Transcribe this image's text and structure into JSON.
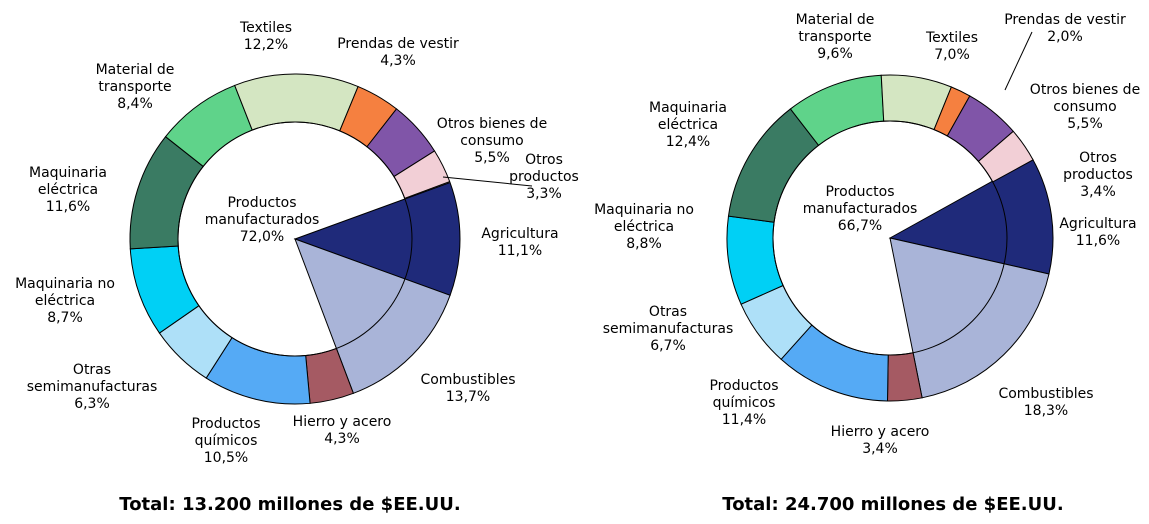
{
  "chart_data": [
    {
      "type": "pie",
      "title": "Total: 13.200 millones de $EE.UU.",
      "categories": [
        "Agricultura",
        "Combustibles",
        "Hierro y acero",
        "Productos químicos",
        "Otras semimanufacturas",
        "Maquinaria no eléctrica",
        "Maquinaria eléctrica",
        "Material de transporte",
        "Textiles",
        "Prendas de vestir",
        "Otros bienes de consumo",
        "Otros productos"
      ],
      "values": [
        11.1,
        13.7,
        4.3,
        10.5,
        6.3,
        8.7,
        11.6,
        8.4,
        12.2,
        4.3,
        5.5,
        3.3
      ],
      "value_labels": [
        "11,1%",
        "13,7%",
        "4,3%",
        "10,5%",
        "6,3%",
        "8,7%",
        "11,6%",
        "8,4%",
        "12,2%",
        "4,3%",
        "5,5%",
        "3,3%"
      ],
      "colors": [
        "#1f2a7a",
        "#a9b4d8",
        "#a55a63",
        "#55aaf5",
        "#aee0f8",
        "#00d0f5",
        "#3a7b63",
        "#5fd38a",
        "#d4e6c2",
        "#f58040",
        "#8055a8",
        "#f2cfd6"
      ],
      "full": [
        true,
        true,
        false,
        false,
        false,
        false,
        false,
        false,
        false,
        false,
        false,
        false
      ],
      "center": {
        "name": "Productos manufacturados",
        "value": 72.0,
        "label": "72,0%"
      }
    },
    {
      "type": "pie",
      "title": "Total: 24.700 millones de $EE.UU.",
      "categories": [
        "Agricultura",
        "Combustibles",
        "Hierro y acero",
        "Productos químicos",
        "Otras semimanufacturas",
        "Maquinaria no eléctrica",
        "Maquinaria eléctrica",
        "Material de transporte",
        "Textiles",
        "Prendas de vestir",
        "Otros bienes de consumo",
        "Otros productos"
      ],
      "values": [
        11.6,
        18.3,
        3.4,
        11.4,
        6.7,
        8.8,
        12.4,
        9.6,
        7.0,
        2.0,
        5.5,
        3.4
      ],
      "value_labels": [
        "11,6%",
        "18,3%",
        "3,4%",
        "11,4%",
        "6,7%",
        "8,8%",
        "12,4%",
        "9,6%",
        "7,0%",
        "2,0%",
        "5,5%",
        "3,4%"
      ],
      "colors": [
        "#1f2a7a",
        "#a9b4d8",
        "#a55a63",
        "#55aaf5",
        "#aee0f8",
        "#00d0f5",
        "#3a7b63",
        "#5fd38a",
        "#d4e6c2",
        "#f58040",
        "#8055a8",
        "#f2cfd6"
      ],
      "full": [
        true,
        true,
        false,
        false,
        false,
        false,
        false,
        false,
        false,
        false,
        false,
        false
      ],
      "center": {
        "name": "Productos manufacturados",
        "value": 66.7,
        "label": "66,7%"
      }
    }
  ]
}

-- WORK TO BE COMPLETED --
Print every record above exactly as written, leaving out the pictures.

-- ANSWER FOR THIS EXERCISE --
Transcribe this image's text and structure into JSON.
{
  "chart_data": [
    {
      "type": "pie",
      "title": "Total: 13.200 millones de $EE.UU.",
      "categories": [
        "Agricultura",
        "Combustibles",
        "Hierro y acero",
        "Productos químicos",
        "Otras semimanufacturas",
        "Maquinaria no eléctrica",
        "Maquinaria eléctrica",
        "Material de transporte",
        "Textiles",
        "Prendas de vestir",
        "Otros bienes de consumo",
        "Otros productos"
      ],
      "values": [
        11.1,
        13.7,
        4.3,
        10.5,
        6.3,
        8.7,
        11.6,
        8.4,
        12.2,
        4.3,
        5.5,
        3.3
      ],
      "value_labels": [
        "11,1%",
        "13,7%",
        "4,3%",
        "10,5%",
        "6,3%",
        "8,7%",
        "11,6%",
        "8,4%",
        "12,2%",
        "4,3%",
        "5,5%",
        "3,3%"
      ],
      "colors": [
        "#1f2a7a",
        "#a9b4d8",
        "#a55a63",
        "#55aaf5",
        "#aee0f8",
        "#00d0f5",
        "#3a7b63",
        "#5fd38a",
        "#d4e6c2",
        "#f58040",
        "#8055a8",
        "#f2cfd6"
      ],
      "full": [
        true,
        true,
        false,
        false,
        false,
        false,
        false,
        false,
        false,
        false,
        false,
        false
      ],
      "center": {
        "name": "Productos manufacturados",
        "value": 72.0,
        "label": "72,0%"
      }
    },
    {
      "type": "pie",
      "title": "Total: 24.700 millones de $EE.UU.",
      "categories": [
        "Agricultura",
        "Combustibles",
        "Hierro y acero",
        "Productos químicos",
        "Otras semimanufacturas",
        "Maquinaria no eléctrica",
        "Maquinaria eléctrica",
        "Material de transporte",
        "Textiles",
        "Prendas de vestir",
        "Otros bienes de consumo",
        "Otros productos"
      ],
      "values": [
        11.6,
        18.3,
        3.4,
        11.4,
        6.7,
        8.8,
        12.4,
        9.6,
        7.0,
        2.0,
        5.5,
        3.4
      ],
      "value_labels": [
        "11,6%",
        "18,3%",
        "3,4%",
        "11,4%",
        "6,7%",
        "8,8%",
        "12,4%",
        "9,6%",
        "7,0%",
        "2,0%",
        "5,5%",
        "3,4%"
      ],
      "colors": [
        "#1f2a7a",
        "#a9b4d8",
        "#a55a63",
        "#55aaf5",
        "#aee0f8",
        "#00d0f5",
        "#3a7b63",
        "#5fd38a",
        "#d4e6c2",
        "#f58040",
        "#8055a8",
        "#f2cfd6"
      ],
      "full": [
        true,
        true,
        false,
        false,
        false,
        false,
        false,
        false,
        false,
        false,
        false,
        false
      ],
      "center": {
        "name": "Productos manufacturados",
        "value": 66.7,
        "label": "66,7%"
      }
    }
  ]
}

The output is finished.